EXERCISE INPUT ::

____________________

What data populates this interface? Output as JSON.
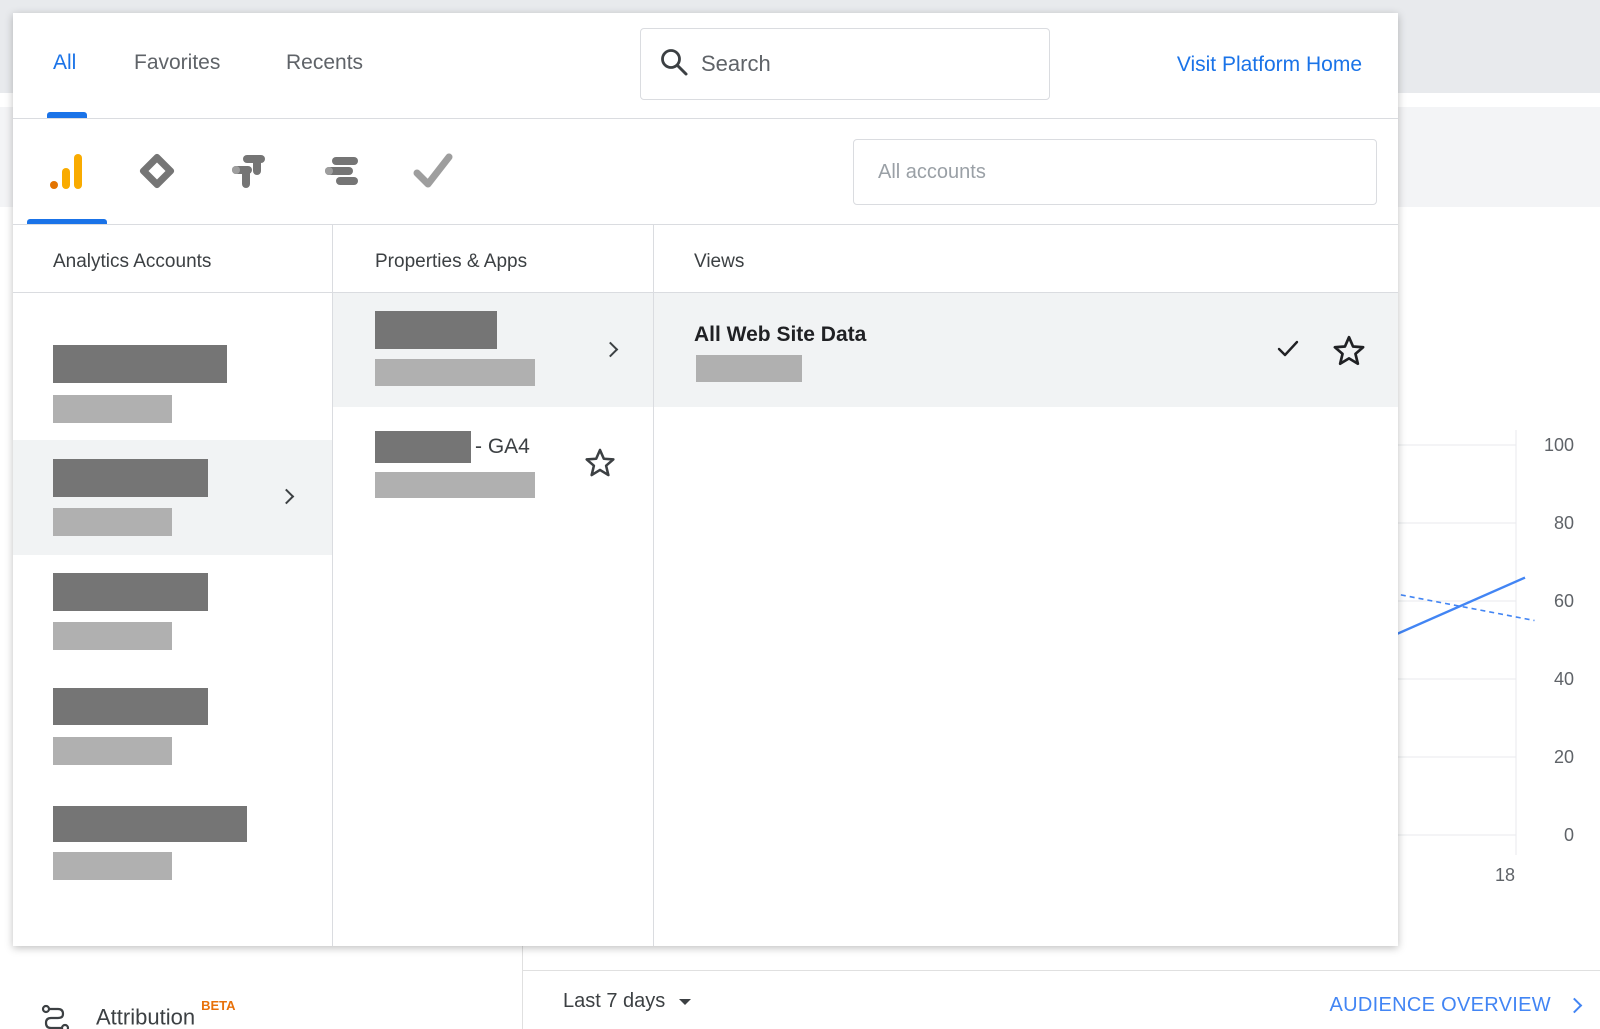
{
  "popup": {
    "tabs": [
      {
        "label": "All",
        "active": true
      },
      {
        "label": "Favorites",
        "active": false
      },
      {
        "label": "Recents",
        "active": false
      }
    ],
    "search": {
      "placeholder": "Search"
    },
    "visit_link": "Visit Platform Home",
    "products": [
      {
        "name": "analytics-icon",
        "active": true
      },
      {
        "name": "tag-manager-icon",
        "active": false
      },
      {
        "name": "data-studio-icon",
        "active": false
      },
      {
        "name": "optimize-icon",
        "active": false
      },
      {
        "name": "surveys-icon",
        "active": false
      }
    ],
    "accounts_filter": {
      "placeholder": "All accounts"
    },
    "columns": {
      "accounts": {
        "header": "Analytics Accounts",
        "selected_index": 1
      },
      "properties": {
        "header": "Properties & Apps"
      },
      "views": {
        "header": "Views"
      }
    },
    "properties": [
      {
        "suffix": "",
        "selected": true
      },
      {
        "suffix": "- GA4",
        "selected": false
      }
    ],
    "views": [
      {
        "name": "All Web Site Data",
        "selected": true
      }
    ]
  },
  "background": {
    "attribution_label": "Attribution",
    "attribution_badge": "BETA",
    "date_range": "Last 7 days",
    "audience_link": "AUDIENCE OVERVIEW",
    "chart_data": {
      "type": "line",
      "y_ticks": [
        "100",
        "80",
        "60",
        "40",
        "20",
        "0"
      ],
      "x_ticks": [
        "18"
      ],
      "ylim": [
        0,
        100
      ],
      "grid": true,
      "series": [
        {
          "style": "solid",
          "color": "#4285f4",
          "values": [
            [
              16.8,
              51
            ],
            [
              18.2,
              66
            ]
          ]
        },
        {
          "style": "dashed",
          "color": "#4285f4",
          "values": [
            [
              16.8,
              62
            ],
            [
              18.3,
              55
            ]
          ]
        }
      ]
    }
  },
  "colors": {
    "accent": "#1a73e8",
    "redaction_dark": "#757575",
    "redaction_light": "#b0b0b0"
  }
}
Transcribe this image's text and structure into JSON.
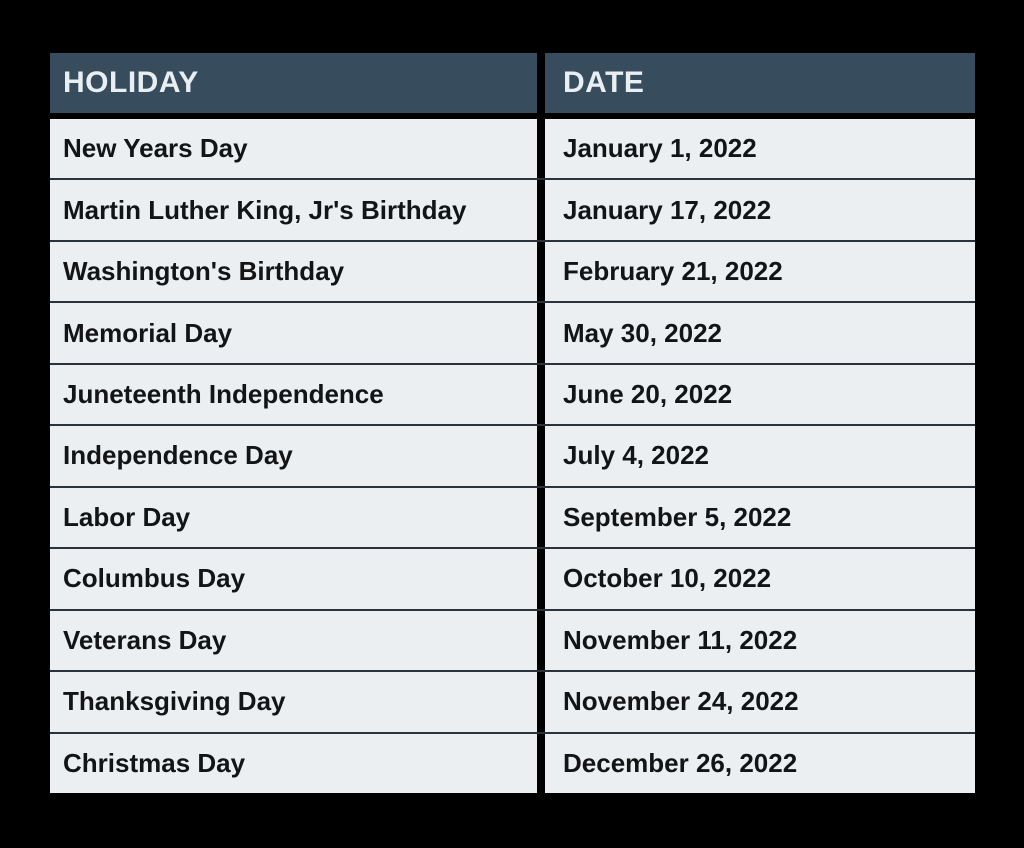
{
  "table": {
    "columns": [
      {
        "key": "holiday",
        "label": "HOLIDAY"
      },
      {
        "key": "date",
        "label": "DATE"
      }
    ],
    "rows": [
      {
        "holiday": "New Years Day",
        "date": "January 1, 2022"
      },
      {
        "holiday": "Martin Luther King, Jr's Birthday",
        "date": "January 17, 2022"
      },
      {
        "holiday": "Washington's Birthday",
        "date": "February 21, 2022"
      },
      {
        "holiday": "Memorial Day",
        "date": "May 30, 2022"
      },
      {
        "holiday": "Juneteenth Independence",
        "date": "June 20, 2022"
      },
      {
        "holiday": "Independence Day",
        "date": "July 4, 2022"
      },
      {
        "holiday": "Labor Day",
        "date": "September 5, 2022"
      },
      {
        "holiday": "Columbus Day",
        "date": "October 10, 2022"
      },
      {
        "holiday": "Veterans Day",
        "date": "November 11, 2022"
      },
      {
        "holiday": "Thanksgiving Day",
        "date": "November 24, 2022"
      },
      {
        "holiday": "Christmas Day",
        "date": "December 26, 2022"
      }
    ]
  },
  "colors": {
    "page_background": "#000000",
    "header_background": "#374d5e",
    "header_text": "#e9eef2",
    "cell_background": "#eceff1",
    "cell_text": "#131416",
    "row_divider": "#2b3238"
  }
}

____________________

TASK INSTRUCTIONS :: Return the material word for word. Pictures are not part of the copy.

RESPONSE BELOW ::
What data populates this interface? Output as JSON.
{
  "popup": {
    "tabs": [
      {
        "label": "All",
        "active": true
      },
      {
        "label": "Favorites",
        "active": false
      },
      {
        "label": "Recents",
        "active": false
      }
    ],
    "search": {
      "placeholder": "Search"
    },
    "visit_link": "Visit Platform Home",
    "products": [
      {
        "name": "analytics-icon",
        "active": true
      },
      {
        "name": "tag-manager-icon",
        "active": false
      },
      {
        "name": "data-studio-icon",
        "active": false
      },
      {
        "name": "optimize-icon",
        "active": false
      },
      {
        "name": "surveys-icon",
        "active": false
      }
    ],
    "accounts_filter": {
      "placeholder": "All accounts"
    },
    "columns": {
      "accounts": {
        "header": "Analytics Accounts",
        "selected_index": 1
      },
      "properties": {
        "header": "Properties & Apps"
      },
      "views": {
        "header": "Views"
      }
    },
    "properties": [
      {
        "suffix": "",
        "selected": true
      },
      {
        "suffix": "- GA4",
        "selected": false
      }
    ],
    "views": [
      {
        "name": "All Web Site Data",
        "selected": true
      }
    ]
  },
  "background": {
    "attribution_label": "Attribution",
    "attribution_badge": "BETA",
    "date_range": "Last 7 days",
    "audience_link": "AUDIENCE OVERVIEW",
    "chart_data": {
      "type": "line",
      "y_ticks": [
        "100",
        "80",
        "60",
        "40",
        "20",
        "0"
      ],
      "x_ticks": [
        "18"
      ],
      "ylim": [
        0,
        100
      ],
      "grid": true,
      "series": [
        {
          "style": "solid",
          "color": "#4285f4",
          "values": [
            [
              16.8,
              51
            ],
            [
              18.2,
              66
            ]
          ]
        },
        {
          "style": "dashed",
          "color": "#4285f4",
          "values": [
            [
              16.8,
              62
            ],
            [
              18.3,
              55
            ]
          ]
        }
      ]
    }
  },
  "colors": {
    "accent": "#1a73e8",
    "redaction_dark": "#757575",
    "redaction_light": "#b0b0b0"
  }
}
Transcribe this image's text and structure into JSON.
{
  "table": {
    "columns": [
      {
        "key": "holiday",
        "label": "HOLIDAY"
      },
      {
        "key": "date",
        "label": "DATE"
      }
    ],
    "rows": [
      {
        "holiday": "New Years Day",
        "date": "January 1, 2022"
      },
      {
        "holiday": "Martin Luther King, Jr's Birthday",
        "date": "January 17, 2022"
      },
      {
        "holiday": "Washington's Birthday",
        "date": "February 21, 2022"
      },
      {
        "holiday": "Memorial Day",
        "date": "May 30, 2022"
      },
      {
        "holiday": "Juneteenth Independence",
        "date": "June 20, 2022"
      },
      {
        "holiday": "Independence Day",
        "date": "July 4, 2022"
      },
      {
        "holiday": "Labor Day",
        "date": "September 5, 2022"
      },
      {
        "holiday": "Columbus Day",
        "date": "October 10, 2022"
      },
      {
        "holiday": "Veterans Day",
        "date": "November 11, 2022"
      },
      {
        "holiday": "Thanksgiving Day",
        "date": "November 24, 2022"
      },
      {
        "holiday": "Christmas Day",
        "date": "December 26, 2022"
      }
    ]
  },
  "colors": {
    "page_background": "#000000",
    "header_background": "#374d5e",
    "header_text": "#e9eef2",
    "cell_background": "#eceff1",
    "cell_text": "#131416",
    "row_divider": "#2b3238"
  }
}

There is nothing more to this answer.